** START Supplied entries **

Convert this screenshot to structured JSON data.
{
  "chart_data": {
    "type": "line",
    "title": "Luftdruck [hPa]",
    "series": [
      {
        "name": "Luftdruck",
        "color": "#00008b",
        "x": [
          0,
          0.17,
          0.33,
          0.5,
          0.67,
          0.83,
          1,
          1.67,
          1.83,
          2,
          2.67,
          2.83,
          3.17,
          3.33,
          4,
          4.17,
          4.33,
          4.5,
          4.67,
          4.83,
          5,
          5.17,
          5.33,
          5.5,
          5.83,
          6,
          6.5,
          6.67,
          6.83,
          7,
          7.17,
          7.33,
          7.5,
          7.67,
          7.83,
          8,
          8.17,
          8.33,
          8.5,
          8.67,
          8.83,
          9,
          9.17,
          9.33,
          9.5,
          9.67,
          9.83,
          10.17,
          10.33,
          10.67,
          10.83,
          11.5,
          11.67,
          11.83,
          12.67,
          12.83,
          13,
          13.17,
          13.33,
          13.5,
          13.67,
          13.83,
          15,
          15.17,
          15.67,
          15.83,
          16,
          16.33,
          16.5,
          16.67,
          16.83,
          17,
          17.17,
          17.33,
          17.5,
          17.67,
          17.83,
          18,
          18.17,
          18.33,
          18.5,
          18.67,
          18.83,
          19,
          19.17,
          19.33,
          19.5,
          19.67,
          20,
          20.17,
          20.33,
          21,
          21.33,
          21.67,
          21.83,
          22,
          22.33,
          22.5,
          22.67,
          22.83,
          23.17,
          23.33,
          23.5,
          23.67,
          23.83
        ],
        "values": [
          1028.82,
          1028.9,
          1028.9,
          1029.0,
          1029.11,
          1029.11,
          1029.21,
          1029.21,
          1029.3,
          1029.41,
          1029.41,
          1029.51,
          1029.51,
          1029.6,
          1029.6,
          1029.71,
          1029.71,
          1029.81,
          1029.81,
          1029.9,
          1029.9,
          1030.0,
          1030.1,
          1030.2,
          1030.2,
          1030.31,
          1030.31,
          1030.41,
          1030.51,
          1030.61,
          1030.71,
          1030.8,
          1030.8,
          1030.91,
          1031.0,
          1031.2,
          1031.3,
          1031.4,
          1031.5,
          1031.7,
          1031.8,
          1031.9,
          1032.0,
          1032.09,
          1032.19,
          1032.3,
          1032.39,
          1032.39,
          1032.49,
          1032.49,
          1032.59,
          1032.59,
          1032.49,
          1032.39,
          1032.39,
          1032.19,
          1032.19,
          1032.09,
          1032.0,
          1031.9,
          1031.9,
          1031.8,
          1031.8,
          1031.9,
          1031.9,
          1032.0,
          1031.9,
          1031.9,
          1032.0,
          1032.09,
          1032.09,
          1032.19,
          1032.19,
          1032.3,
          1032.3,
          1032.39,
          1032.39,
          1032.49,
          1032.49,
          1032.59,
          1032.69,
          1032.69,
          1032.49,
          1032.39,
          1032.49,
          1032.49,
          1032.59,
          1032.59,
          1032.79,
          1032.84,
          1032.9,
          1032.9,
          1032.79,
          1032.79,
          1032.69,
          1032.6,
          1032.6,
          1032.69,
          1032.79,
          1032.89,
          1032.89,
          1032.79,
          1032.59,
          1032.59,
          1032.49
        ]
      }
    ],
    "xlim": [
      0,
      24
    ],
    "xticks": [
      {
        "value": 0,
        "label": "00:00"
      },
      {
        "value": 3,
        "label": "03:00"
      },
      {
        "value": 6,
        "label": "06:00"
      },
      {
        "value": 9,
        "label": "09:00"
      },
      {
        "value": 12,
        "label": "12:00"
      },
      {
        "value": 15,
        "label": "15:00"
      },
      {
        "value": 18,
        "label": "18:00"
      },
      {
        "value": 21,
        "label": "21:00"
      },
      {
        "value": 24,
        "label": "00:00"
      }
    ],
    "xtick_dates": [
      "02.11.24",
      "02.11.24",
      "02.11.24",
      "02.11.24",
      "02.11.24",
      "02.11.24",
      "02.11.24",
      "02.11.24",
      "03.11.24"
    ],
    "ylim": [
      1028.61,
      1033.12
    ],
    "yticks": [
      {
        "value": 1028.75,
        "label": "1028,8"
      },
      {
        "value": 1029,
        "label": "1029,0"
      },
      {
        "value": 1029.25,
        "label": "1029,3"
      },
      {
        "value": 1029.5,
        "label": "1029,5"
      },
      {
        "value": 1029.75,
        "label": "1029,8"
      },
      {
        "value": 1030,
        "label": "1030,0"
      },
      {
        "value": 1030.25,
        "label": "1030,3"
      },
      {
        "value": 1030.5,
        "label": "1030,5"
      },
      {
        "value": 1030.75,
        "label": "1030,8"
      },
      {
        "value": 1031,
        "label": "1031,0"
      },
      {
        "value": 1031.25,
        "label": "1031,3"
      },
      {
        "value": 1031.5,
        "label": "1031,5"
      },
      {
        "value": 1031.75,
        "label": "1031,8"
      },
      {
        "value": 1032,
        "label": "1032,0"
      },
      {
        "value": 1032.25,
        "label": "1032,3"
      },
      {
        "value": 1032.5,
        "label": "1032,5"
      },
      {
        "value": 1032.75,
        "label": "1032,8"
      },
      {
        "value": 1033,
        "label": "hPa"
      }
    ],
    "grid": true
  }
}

** END Supplied entries **

What you will do: Repeat all the entries exactly as given.

Correct result:
Convert this screenshot to structured JSON data.
{
  "chart_data": {
    "type": "line",
    "title": "Luftdruck [hPa]",
    "series": [
      {
        "name": "Luftdruck",
        "color": "#00008b",
        "x": [
          0,
          0.17,
          0.33,
          0.5,
          0.67,
          0.83,
          1,
          1.67,
          1.83,
          2,
          2.67,
          2.83,
          3.17,
          3.33,
          4,
          4.17,
          4.33,
          4.5,
          4.67,
          4.83,
          5,
          5.17,
          5.33,
          5.5,
          5.83,
          6,
          6.5,
          6.67,
          6.83,
          7,
          7.17,
          7.33,
          7.5,
          7.67,
          7.83,
          8,
          8.17,
          8.33,
          8.5,
          8.67,
          8.83,
          9,
          9.17,
          9.33,
          9.5,
          9.67,
          9.83,
          10.17,
          10.33,
          10.67,
          10.83,
          11.5,
          11.67,
          11.83,
          12.67,
          12.83,
          13,
          13.17,
          13.33,
          13.5,
          13.67,
          13.83,
          15,
          15.17,
          15.67,
          15.83,
          16,
          16.33,
          16.5,
          16.67,
          16.83,
          17,
          17.17,
          17.33,
          17.5,
          17.67,
          17.83,
          18,
          18.17,
          18.33,
          18.5,
          18.67,
          18.83,
          19,
          19.17,
          19.33,
          19.5,
          19.67,
          20,
          20.17,
          20.33,
          21,
          21.33,
          21.67,
          21.83,
          22,
          22.33,
          22.5,
          22.67,
          22.83,
          23.17,
          23.33,
          23.5,
          23.67,
          23.83
        ],
        "values": [
          1028.82,
          1028.9,
          1028.9,
          1029.0,
          1029.11,
          1029.11,
          1029.21,
          1029.21,
          1029.3,
          1029.41,
          1029.41,
          1029.51,
          1029.51,
          1029.6,
          1029.6,
          1029.71,
          1029.71,
          1029.81,
          1029.81,
          1029.9,
          1029.9,
          1030.0,
          1030.1,
          1030.2,
          1030.2,
          1030.31,
          1030.31,
          1030.41,
          1030.51,
          1030.61,
          1030.71,
          1030.8,
          1030.8,
          1030.91,
          1031.0,
          1031.2,
          1031.3,
          1031.4,
          1031.5,
          1031.7,
          1031.8,
          1031.9,
          1032.0,
          1032.09,
          1032.19,
          1032.3,
          1032.39,
          1032.39,
          1032.49,
          1032.49,
          1032.59,
          1032.59,
          1032.49,
          1032.39,
          1032.39,
          1032.19,
          1032.19,
          1032.09,
          1032.0,
          1031.9,
          1031.9,
          1031.8,
          1031.8,
          1031.9,
          1031.9,
          1032.0,
          1031.9,
          1031.9,
          1032.0,
          1032.09,
          1032.09,
          1032.19,
          1032.19,
          1032.3,
          1032.3,
          1032.39,
          1032.39,
          1032.49,
          1032.49,
          1032.59,
          1032.69,
          1032.69,
          1032.49,
          1032.39,
          1032.49,
          1032.49,
          1032.59,
          1032.59,
          1032.79,
          1032.84,
          1032.9,
          1032.9,
          1032.79,
          1032.79,
          1032.69,
          1032.6,
          1032.6,
          1032.69,
          1032.79,
          1032.89,
          1032.89,
          1032.79,
          1032.59,
          1032.59,
          1032.49
        ]
      }
    ],
    "xlim": [
      0,
      24
    ],
    "xticks": [
      {
        "value": 0,
        "label": "00:00"
      },
      {
        "value": 3,
        "label": "03:00"
      },
      {
        "value": 6,
        "label": "06:00"
      },
      {
        "value": 9,
        "label": "09:00"
      },
      {
        "value": 12,
        "label": "12:00"
      },
      {
        "value": 15,
        "label": "15:00"
      },
      {
        "value": 18,
        "label": "18:00"
      },
      {
        "value": 21,
        "label": "21:00"
      },
      {
        "value": 24,
        "label": "00:00"
      }
    ],
    "xtick_dates": [
      "02.11.24",
      "02.11.24",
      "02.11.24",
      "02.11.24",
      "02.11.24",
      "02.11.24",
      "02.11.24",
      "02.11.24",
      "03.11.24"
    ],
    "ylim": [
      1028.61,
      1033.12
    ],
    "yticks": [
      {
        "value": 1028.75,
        "label": "1028,8"
      },
      {
        "value": 1029,
        "label": "1029,0"
      },
      {
        "value": 1029.25,
        "label": "1029,3"
      },
      {
        "value": 1029.5,
        "label": "1029,5"
      },
      {
        "value": 1029.75,
        "label": "1029,8"
      },
      {
        "value": 1030,
        "label": "1030,0"
      },
      {
        "value": 1030.25,
        "label": "1030,3"
      },
      {
        "value": 1030.5,
        "label": "1030,5"
      },
      {
        "value": 1030.75,
        "label": "1030,8"
      },
      {
        "value": 1031,
        "label": "1031,0"
      },
      {
        "value": 1031.25,
        "label": "1031,3"
      },
      {
        "value": 1031.5,
        "label": "1031,5"
      },
      {
        "value": 1031.75,
        "label": "1031,8"
      },
      {
        "value": 1032,
        "label": "1032,0"
      },
      {
        "value": 1032.25,
        "label": "1032,3"
      },
      {
        "value": 1032.5,
        "label": "1032,5"
      },
      {
        "value": 1032.75,
        "label": "1032,8"
      },
      {
        "value": 1033,
        "label": "hPa"
      }
    ],
    "grid": true
  }
}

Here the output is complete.